Collected data entries
━━━━━━━━

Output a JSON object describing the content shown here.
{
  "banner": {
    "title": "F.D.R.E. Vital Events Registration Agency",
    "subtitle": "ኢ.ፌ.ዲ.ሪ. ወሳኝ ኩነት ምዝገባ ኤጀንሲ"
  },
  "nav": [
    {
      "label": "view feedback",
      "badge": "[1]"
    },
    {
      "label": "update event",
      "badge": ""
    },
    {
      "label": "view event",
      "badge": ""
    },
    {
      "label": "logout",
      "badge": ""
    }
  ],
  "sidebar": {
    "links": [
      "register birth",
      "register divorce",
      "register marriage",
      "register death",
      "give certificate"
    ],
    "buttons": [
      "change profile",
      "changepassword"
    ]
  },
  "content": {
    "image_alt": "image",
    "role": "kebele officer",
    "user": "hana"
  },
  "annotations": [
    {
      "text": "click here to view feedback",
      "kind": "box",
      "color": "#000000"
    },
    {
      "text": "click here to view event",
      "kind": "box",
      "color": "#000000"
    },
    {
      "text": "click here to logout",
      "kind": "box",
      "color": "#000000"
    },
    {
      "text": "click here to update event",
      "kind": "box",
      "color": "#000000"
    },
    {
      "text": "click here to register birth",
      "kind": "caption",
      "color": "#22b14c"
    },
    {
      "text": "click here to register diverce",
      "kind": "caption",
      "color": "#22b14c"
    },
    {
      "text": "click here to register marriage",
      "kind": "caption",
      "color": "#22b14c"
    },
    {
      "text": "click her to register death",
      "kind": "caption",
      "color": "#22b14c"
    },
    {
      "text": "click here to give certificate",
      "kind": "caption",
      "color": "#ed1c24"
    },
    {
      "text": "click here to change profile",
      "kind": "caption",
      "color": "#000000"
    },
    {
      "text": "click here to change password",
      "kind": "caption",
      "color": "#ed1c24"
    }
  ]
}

━━━━━━━━

▸ Objective
Return all of the data exactly as it reads.

▸ Exercise result
Output a JSON object describing the content shown here.
{
  "banner": {
    "title": "F.D.R.E. Vital Events Registration Agency",
    "subtitle": "ኢ.ፌ.ዲ.ሪ. ወሳኝ ኩነት ምዝገባ ኤጀንሲ"
  },
  "nav": [
    {
      "label": "view feedback",
      "badge": "[1]"
    },
    {
      "label": "update event",
      "badge": ""
    },
    {
      "label": "view event",
      "badge": ""
    },
    {
      "label": "logout",
      "badge": ""
    }
  ],
  "sidebar": {
    "links": [
      "register birth",
      "register divorce",
      "register marriage",
      "register death",
      "give certificate"
    ],
    "buttons": [
      "change profile",
      "changepassword"
    ]
  },
  "content": {
    "image_alt": "image",
    "role": "kebele officer",
    "user": "hana"
  },
  "annotations": [
    {
      "text": "click here to view feedback",
      "kind": "box",
      "color": "#000000"
    },
    {
      "text": "click here to view event",
      "kind": "box",
      "color": "#000000"
    },
    {
      "text": "click here to logout",
      "kind": "box",
      "color": "#000000"
    },
    {
      "text": "click here to update event",
      "kind": "box",
      "color": "#000000"
    },
    {
      "text": "click here to register birth",
      "kind": "caption",
      "color": "#22b14c"
    },
    {
      "text": "click here to register diverce",
      "kind": "caption",
      "color": "#22b14c"
    },
    {
      "text": "click here to register marriage",
      "kind": "caption",
      "color": "#22b14c"
    },
    {
      "text": "click her to register death",
      "kind": "caption",
      "color": "#22b14c"
    },
    {
      "text": "click here to give certificate",
      "kind": "caption",
      "color": "#ed1c24"
    },
    {
      "text": "click here to change profile",
      "kind": "caption",
      "color": "#000000"
    },
    {
      "text": "click here to change password",
      "kind": "caption",
      "color": "#ed1c24"
    }
  ]
}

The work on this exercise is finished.